## [Goal]
Quote the records in full and leave their pictures out.

+ + + + +

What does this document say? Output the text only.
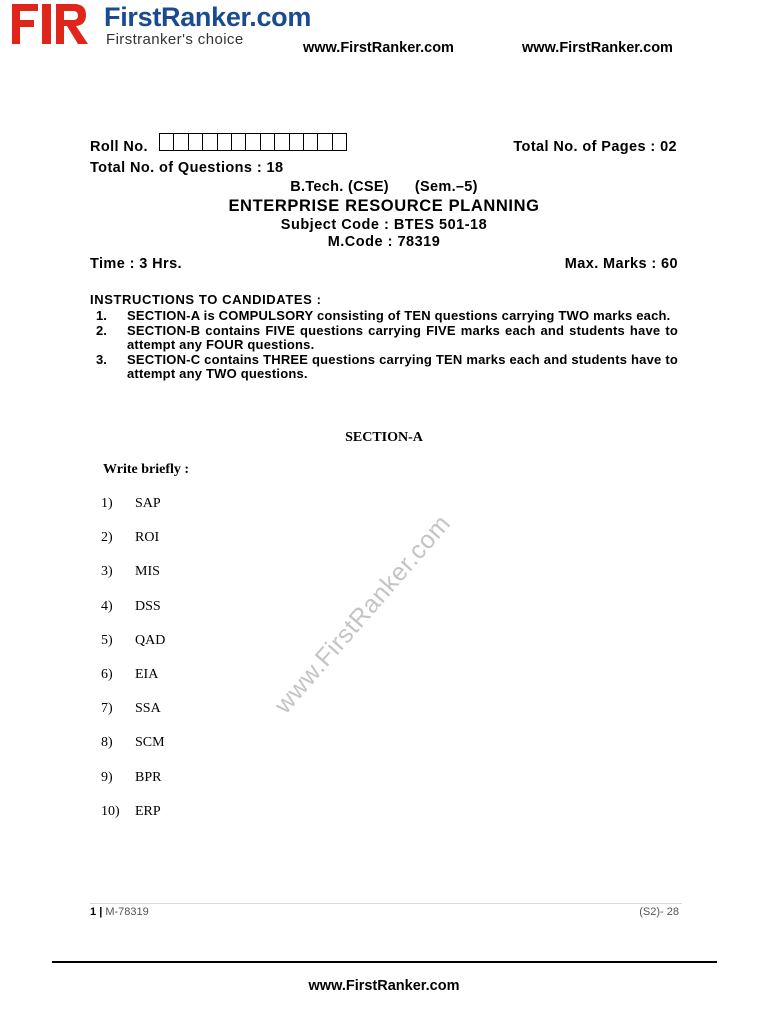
FirstRanker.com
Firstranker's choice	www.FirstRanker.com	www.FirstRanker.com
Roll No.	Total No. of Pages : 02
Total No. of Questions : 18
B.Tech. (CSE) (Sem.–5)
ENTERPRISE RESOURCE PLANNING
Subject Code : BTES 501-18
M.Code : 78319
Time : 3 Hrs.	Max. Marks : 60
INSTRUCTIONS TO CANDIDATES :
1.	SECTION-A is COMPULSORY consisting of TEN questions carrying TWO marks each.
2.	SECTION-B contains FIVE questions carrying FIVE marks each and students have to attempt any FOUR questions.
3.	SECTION-C contains THREE questions carrying TEN marks each and students have to attempt any TWO questions.
SECTION-A
Write briefly :
1) SAP
2) ROI
3) MIS
4) DSS
5) QAD
6) EIA
7) SSA
8) SCM
9) BPR
10) ERP
www.FirstRanker.com
1 | M-78319	(S2)- 28
www.FirstRanker.com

+ + + + +

## [Output]
What does this document say? Output the text only.
FirstRanker.com
Firstranker's choice	www.FirstRanker.com	www.FirstRanker.com
Roll No.	Total No. of Pages : 02
Total No. of Questions : 18
B.Tech. (CSE) (Sem.–5)
ENTERPRISE RESOURCE PLANNING
Subject Code : BTES 501-18
M.Code : 78319
Time : 3 Hrs.	Max. Marks : 60
INSTRUCTIONS TO CANDIDATES :
1.	SECTION-A is COMPULSORY consisting of TEN questions carrying TWO marks each.
2.	SECTION-B contains FIVE questions carrying FIVE marks each and students have to attempt any FOUR questions.
3.	SECTION-C contains THREE questions carrying TEN marks each and students have to attempt any TWO questions.
SECTION-A
Write briefly :
1) SAP
2) ROI
3) MIS
4) DSS
5) QAD
6) EIA
7) SSA
8) SCM
9) BPR
10) ERP
www.FirstRanker.com
1 | M-78319	(S2)- 28
www.FirstRanker.com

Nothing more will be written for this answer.